**EXERCISE MATERIALS**
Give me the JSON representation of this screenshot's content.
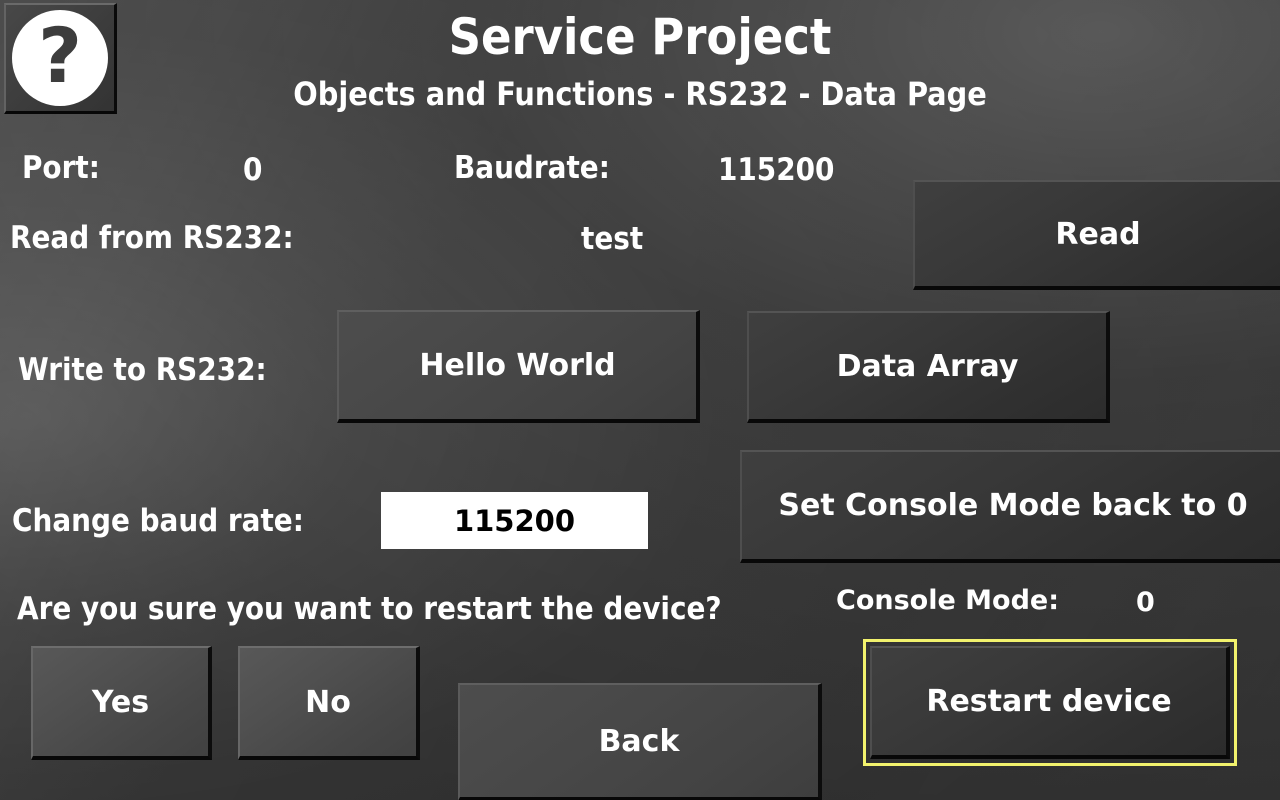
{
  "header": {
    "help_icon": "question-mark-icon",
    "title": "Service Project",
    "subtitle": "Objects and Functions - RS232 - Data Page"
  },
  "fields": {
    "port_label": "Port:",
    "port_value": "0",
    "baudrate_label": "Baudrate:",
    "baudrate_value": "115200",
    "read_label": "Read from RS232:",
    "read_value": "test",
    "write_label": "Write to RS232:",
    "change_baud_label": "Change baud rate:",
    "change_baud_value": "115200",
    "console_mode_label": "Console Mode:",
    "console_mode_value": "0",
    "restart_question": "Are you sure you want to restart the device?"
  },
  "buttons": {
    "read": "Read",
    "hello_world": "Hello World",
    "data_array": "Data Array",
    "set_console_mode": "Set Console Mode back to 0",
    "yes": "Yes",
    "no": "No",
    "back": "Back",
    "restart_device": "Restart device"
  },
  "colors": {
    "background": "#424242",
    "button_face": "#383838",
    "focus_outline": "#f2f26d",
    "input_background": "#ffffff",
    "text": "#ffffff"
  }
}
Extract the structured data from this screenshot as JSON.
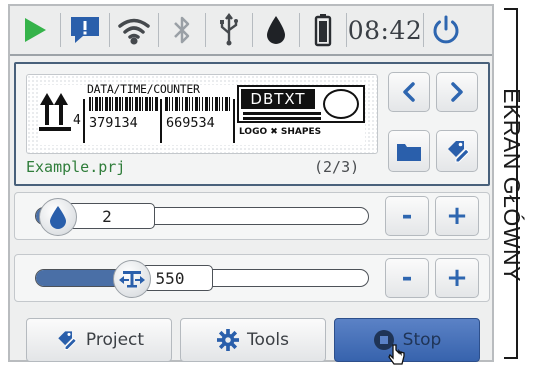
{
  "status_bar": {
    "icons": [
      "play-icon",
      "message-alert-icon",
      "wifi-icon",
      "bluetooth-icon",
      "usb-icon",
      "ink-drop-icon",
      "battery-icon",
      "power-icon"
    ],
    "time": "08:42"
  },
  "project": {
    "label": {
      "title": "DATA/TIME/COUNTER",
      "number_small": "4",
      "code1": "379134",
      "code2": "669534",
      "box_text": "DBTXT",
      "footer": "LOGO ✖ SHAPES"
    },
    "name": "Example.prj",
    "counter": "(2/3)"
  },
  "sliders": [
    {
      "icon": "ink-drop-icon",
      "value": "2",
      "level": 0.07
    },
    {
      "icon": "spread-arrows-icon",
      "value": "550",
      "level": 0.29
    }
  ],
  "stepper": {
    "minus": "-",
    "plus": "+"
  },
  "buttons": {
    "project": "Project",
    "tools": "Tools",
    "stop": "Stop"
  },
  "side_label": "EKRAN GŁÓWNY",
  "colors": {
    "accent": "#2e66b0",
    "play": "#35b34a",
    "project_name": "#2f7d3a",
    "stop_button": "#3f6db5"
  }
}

**GOAL OF THE EXERCISE**
Make an exact copy of every record, pictures excluded.

**ANSWER TO THIS PROBLEM**
Give me the JSON representation of this screenshot's content.
{
  "header": {
    "help_icon": "question-mark-icon",
    "title": "Service Project",
    "subtitle": "Objects and Functions - RS232 - Data Page"
  },
  "fields": {
    "port_label": "Port:",
    "port_value": "0",
    "baudrate_label": "Baudrate:",
    "baudrate_value": "115200",
    "read_label": "Read from RS232:",
    "read_value": "test",
    "write_label": "Write to RS232:",
    "change_baud_label": "Change baud rate:",
    "change_baud_value": "115200",
    "console_mode_label": "Console Mode:",
    "console_mode_value": "0",
    "restart_question": "Are you sure you want to restart the device?"
  },
  "buttons": {
    "read": "Read",
    "hello_world": "Hello World",
    "data_array": "Data Array",
    "set_console_mode": "Set Console Mode back to 0",
    "yes": "Yes",
    "no": "No",
    "back": "Back",
    "restart_device": "Restart device"
  },
  "colors": {
    "background": "#424242",
    "button_face": "#383838",
    "focus_outline": "#f2f26d",
    "input_background": "#ffffff",
    "text": "#ffffff"
  }
}
Extract the structured data from this screenshot as JSON.
{
  "status_bar": {
    "icons": [
      "play-icon",
      "message-alert-icon",
      "wifi-icon",
      "bluetooth-icon",
      "usb-icon",
      "ink-drop-icon",
      "battery-icon",
      "power-icon"
    ],
    "time": "08:42"
  },
  "project": {
    "label": {
      "title": "DATA/TIME/COUNTER",
      "number_small": "4",
      "code1": "379134",
      "code2": "669534",
      "box_text": "DBTXT",
      "footer": "LOGO ✖ SHAPES"
    },
    "name": "Example.prj",
    "counter": "(2/3)"
  },
  "sliders": [
    {
      "icon": "ink-drop-icon",
      "value": "2",
      "level": 0.07
    },
    {
      "icon": "spread-arrows-icon",
      "value": "550",
      "level": 0.29
    }
  ],
  "stepper": {
    "minus": "-",
    "plus": "+"
  },
  "buttons": {
    "project": "Project",
    "tools": "Tools",
    "stop": "Stop"
  },
  "side_label": "EKRAN GŁÓWNY",
  "colors": {
    "accent": "#2e66b0",
    "play": "#35b34a",
    "project_name": "#2f7d3a",
    "stop_button": "#3f6db5"
  }
}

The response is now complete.